======== Data records

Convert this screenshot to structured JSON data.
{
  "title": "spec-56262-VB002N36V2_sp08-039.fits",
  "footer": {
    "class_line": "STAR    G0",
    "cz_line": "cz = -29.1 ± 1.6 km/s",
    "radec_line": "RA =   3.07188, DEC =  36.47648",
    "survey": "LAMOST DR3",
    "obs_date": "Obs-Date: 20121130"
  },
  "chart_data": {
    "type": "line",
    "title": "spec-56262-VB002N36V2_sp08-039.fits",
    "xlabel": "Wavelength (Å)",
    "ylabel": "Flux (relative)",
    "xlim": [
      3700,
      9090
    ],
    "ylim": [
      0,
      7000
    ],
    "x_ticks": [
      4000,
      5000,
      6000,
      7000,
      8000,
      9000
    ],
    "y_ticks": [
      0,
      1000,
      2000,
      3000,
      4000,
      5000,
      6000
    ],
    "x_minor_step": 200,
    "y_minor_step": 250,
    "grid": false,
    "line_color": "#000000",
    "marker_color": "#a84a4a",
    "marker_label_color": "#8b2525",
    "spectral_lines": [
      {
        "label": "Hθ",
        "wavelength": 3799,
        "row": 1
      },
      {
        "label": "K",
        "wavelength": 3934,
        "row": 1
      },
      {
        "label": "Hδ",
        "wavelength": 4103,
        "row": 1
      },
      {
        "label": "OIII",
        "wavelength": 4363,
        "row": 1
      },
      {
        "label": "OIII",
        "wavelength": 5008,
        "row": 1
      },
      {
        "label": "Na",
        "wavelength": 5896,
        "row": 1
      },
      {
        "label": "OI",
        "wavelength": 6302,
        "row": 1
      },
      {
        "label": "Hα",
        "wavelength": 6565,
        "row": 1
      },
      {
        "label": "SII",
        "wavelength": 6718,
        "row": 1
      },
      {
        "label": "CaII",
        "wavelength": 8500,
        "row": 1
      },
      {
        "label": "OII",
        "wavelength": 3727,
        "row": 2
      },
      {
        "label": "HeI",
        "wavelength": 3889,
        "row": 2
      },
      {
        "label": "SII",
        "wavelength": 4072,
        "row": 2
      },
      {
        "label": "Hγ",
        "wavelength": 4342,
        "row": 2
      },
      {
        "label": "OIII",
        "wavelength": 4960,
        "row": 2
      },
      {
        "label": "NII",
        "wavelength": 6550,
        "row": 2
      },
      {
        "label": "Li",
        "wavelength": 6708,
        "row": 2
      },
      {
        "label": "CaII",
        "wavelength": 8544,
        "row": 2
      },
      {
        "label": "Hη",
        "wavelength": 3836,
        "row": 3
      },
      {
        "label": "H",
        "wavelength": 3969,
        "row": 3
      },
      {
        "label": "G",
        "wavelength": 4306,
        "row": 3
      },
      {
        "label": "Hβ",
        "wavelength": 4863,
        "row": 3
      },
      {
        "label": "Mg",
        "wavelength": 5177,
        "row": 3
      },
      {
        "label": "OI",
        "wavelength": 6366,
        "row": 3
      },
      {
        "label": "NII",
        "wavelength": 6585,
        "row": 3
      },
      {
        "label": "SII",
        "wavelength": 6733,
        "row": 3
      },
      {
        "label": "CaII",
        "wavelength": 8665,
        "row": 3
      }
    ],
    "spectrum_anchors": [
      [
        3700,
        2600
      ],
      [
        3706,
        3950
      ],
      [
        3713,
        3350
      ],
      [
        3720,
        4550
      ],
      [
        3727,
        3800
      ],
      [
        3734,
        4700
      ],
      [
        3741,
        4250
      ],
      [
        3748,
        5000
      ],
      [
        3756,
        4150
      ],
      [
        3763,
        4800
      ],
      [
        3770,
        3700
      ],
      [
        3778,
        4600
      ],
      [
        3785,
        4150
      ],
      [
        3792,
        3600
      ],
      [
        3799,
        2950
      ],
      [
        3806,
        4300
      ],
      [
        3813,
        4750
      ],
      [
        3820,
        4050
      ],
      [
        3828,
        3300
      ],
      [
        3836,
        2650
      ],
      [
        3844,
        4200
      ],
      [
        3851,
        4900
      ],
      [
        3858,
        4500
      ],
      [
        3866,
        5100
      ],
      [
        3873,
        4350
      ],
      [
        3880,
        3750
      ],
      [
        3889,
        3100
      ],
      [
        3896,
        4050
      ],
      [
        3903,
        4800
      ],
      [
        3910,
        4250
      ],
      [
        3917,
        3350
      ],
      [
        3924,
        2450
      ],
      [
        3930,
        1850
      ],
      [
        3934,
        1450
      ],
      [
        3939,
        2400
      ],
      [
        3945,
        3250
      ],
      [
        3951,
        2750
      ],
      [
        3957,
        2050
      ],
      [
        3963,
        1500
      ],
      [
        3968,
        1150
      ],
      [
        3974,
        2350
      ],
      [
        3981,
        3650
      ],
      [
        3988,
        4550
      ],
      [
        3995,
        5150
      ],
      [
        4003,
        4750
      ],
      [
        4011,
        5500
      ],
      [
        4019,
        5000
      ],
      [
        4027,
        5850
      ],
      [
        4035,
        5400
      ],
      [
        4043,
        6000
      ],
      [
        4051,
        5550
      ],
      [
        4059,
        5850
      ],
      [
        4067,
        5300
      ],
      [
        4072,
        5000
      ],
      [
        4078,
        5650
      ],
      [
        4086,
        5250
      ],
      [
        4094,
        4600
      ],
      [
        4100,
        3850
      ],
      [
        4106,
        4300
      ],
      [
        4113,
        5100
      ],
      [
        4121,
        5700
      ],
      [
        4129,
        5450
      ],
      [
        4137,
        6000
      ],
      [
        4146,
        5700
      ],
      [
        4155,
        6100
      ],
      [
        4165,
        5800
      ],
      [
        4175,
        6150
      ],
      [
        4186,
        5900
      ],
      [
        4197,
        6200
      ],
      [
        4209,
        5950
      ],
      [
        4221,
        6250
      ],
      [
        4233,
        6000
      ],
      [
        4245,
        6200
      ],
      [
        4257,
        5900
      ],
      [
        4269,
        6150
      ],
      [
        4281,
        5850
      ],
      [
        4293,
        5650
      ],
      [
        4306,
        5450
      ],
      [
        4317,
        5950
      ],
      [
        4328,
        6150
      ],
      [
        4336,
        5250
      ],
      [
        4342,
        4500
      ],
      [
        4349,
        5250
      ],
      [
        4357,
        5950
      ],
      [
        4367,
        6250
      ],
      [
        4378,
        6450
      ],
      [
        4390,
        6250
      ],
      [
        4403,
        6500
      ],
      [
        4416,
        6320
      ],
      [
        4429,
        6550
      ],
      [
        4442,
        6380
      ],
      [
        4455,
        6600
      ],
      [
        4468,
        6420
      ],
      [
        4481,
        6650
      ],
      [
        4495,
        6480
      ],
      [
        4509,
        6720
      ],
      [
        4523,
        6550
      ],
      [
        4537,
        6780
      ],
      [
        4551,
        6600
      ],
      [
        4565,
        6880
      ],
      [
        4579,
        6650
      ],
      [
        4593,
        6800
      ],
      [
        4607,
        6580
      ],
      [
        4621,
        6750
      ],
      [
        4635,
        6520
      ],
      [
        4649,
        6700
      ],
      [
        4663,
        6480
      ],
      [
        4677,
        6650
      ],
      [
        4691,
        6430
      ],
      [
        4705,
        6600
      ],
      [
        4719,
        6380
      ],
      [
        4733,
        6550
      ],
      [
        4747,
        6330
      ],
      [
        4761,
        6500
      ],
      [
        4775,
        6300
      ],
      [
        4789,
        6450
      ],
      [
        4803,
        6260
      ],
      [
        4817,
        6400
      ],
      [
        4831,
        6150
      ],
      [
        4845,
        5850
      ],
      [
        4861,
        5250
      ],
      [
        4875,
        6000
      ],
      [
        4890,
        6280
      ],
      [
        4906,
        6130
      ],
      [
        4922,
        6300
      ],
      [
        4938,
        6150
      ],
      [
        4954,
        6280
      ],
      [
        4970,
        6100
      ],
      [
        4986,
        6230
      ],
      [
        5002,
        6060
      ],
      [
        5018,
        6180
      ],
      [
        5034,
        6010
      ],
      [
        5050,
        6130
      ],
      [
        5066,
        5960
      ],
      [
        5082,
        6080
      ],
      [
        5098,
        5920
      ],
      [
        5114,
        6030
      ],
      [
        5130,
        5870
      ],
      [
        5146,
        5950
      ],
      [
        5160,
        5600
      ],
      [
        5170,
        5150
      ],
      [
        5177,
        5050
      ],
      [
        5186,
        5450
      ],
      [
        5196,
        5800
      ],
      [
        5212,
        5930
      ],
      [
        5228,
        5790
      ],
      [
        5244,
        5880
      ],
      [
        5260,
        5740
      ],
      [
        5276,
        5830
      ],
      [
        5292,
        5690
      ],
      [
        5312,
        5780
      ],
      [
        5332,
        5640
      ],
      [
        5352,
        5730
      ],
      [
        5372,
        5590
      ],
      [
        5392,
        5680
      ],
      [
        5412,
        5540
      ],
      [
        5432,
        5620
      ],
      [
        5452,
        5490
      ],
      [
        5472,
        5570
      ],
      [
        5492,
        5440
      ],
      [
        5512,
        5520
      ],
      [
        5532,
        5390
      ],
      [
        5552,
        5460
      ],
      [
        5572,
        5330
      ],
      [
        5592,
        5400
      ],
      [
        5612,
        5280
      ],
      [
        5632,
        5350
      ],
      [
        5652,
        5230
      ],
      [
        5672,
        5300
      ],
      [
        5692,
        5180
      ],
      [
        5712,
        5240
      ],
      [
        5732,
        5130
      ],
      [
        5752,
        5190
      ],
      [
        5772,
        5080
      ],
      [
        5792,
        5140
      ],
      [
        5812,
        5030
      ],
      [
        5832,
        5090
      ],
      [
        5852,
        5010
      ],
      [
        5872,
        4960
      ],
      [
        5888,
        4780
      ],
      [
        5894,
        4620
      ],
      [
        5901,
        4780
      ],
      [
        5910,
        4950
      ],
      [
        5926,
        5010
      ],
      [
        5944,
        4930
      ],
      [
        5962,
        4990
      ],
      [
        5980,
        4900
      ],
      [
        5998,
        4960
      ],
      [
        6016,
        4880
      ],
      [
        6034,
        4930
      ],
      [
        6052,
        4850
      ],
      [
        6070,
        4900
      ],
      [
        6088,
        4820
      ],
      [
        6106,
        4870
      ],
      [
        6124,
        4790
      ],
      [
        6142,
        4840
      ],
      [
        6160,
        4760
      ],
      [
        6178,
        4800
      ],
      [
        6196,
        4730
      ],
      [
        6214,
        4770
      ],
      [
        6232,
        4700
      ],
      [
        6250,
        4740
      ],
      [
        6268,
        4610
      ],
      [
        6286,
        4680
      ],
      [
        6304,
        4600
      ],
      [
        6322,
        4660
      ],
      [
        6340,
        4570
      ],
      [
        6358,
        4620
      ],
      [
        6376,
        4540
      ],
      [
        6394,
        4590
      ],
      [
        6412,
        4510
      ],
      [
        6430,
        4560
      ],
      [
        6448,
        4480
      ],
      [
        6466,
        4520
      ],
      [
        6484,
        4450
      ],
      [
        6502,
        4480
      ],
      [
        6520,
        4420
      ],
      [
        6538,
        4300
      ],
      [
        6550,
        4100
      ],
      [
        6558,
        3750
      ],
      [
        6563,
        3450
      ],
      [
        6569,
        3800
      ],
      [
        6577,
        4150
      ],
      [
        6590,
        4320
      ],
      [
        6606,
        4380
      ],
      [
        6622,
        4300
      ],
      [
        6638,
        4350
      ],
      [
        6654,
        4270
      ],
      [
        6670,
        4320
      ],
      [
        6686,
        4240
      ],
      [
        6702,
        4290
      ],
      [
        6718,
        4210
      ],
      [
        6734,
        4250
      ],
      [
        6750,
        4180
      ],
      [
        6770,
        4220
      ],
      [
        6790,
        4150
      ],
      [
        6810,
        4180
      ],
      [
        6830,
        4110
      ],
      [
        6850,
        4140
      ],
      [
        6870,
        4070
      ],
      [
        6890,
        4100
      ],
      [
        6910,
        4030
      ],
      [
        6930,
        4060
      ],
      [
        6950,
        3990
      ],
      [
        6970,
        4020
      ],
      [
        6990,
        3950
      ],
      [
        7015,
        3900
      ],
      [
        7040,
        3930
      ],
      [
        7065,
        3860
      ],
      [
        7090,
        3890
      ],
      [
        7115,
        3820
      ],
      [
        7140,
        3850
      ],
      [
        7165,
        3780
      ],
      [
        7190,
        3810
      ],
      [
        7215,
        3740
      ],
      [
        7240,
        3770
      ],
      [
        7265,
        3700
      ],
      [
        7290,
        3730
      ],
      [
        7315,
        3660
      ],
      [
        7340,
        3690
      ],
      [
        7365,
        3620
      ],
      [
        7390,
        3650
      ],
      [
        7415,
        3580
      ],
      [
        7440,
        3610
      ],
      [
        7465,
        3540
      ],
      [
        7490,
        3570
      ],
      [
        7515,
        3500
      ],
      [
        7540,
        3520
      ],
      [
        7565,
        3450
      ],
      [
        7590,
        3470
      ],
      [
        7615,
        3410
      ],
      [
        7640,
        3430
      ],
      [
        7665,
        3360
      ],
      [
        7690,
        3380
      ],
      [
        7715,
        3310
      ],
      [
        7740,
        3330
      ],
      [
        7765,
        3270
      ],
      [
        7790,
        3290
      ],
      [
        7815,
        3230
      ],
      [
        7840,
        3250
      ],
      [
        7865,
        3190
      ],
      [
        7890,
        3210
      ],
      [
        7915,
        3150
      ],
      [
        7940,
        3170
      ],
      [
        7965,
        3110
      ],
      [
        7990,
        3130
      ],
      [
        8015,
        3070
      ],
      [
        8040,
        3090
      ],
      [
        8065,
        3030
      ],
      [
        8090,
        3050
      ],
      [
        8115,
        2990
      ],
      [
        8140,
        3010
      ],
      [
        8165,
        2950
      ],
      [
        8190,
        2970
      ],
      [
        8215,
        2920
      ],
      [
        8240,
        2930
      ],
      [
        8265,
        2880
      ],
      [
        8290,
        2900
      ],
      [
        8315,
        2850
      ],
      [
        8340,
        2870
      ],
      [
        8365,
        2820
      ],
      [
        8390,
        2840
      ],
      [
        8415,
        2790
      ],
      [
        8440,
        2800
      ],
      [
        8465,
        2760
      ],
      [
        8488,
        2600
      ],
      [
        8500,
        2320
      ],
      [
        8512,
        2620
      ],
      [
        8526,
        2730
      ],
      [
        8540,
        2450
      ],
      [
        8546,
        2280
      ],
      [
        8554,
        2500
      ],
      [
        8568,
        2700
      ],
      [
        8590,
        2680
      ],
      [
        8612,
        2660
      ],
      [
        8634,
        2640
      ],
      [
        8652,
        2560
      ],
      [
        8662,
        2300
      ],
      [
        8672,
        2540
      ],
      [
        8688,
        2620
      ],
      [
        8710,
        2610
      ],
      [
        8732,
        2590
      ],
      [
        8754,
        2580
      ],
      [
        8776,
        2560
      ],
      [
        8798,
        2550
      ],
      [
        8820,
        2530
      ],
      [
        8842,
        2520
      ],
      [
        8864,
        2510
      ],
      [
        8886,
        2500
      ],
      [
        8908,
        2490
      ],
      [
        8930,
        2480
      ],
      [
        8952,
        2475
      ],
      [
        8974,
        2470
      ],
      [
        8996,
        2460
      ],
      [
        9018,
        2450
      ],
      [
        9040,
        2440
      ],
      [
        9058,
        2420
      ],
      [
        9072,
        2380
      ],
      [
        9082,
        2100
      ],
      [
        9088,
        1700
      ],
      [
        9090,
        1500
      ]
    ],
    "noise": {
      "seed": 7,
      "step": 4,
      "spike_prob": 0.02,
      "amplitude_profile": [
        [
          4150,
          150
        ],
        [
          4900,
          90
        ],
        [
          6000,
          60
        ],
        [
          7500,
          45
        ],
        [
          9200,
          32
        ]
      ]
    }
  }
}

================

Exercise prompt —
Check each line of the records for the string "fits" and state how many lines contain it. Give only the number.

Reply to the task —
2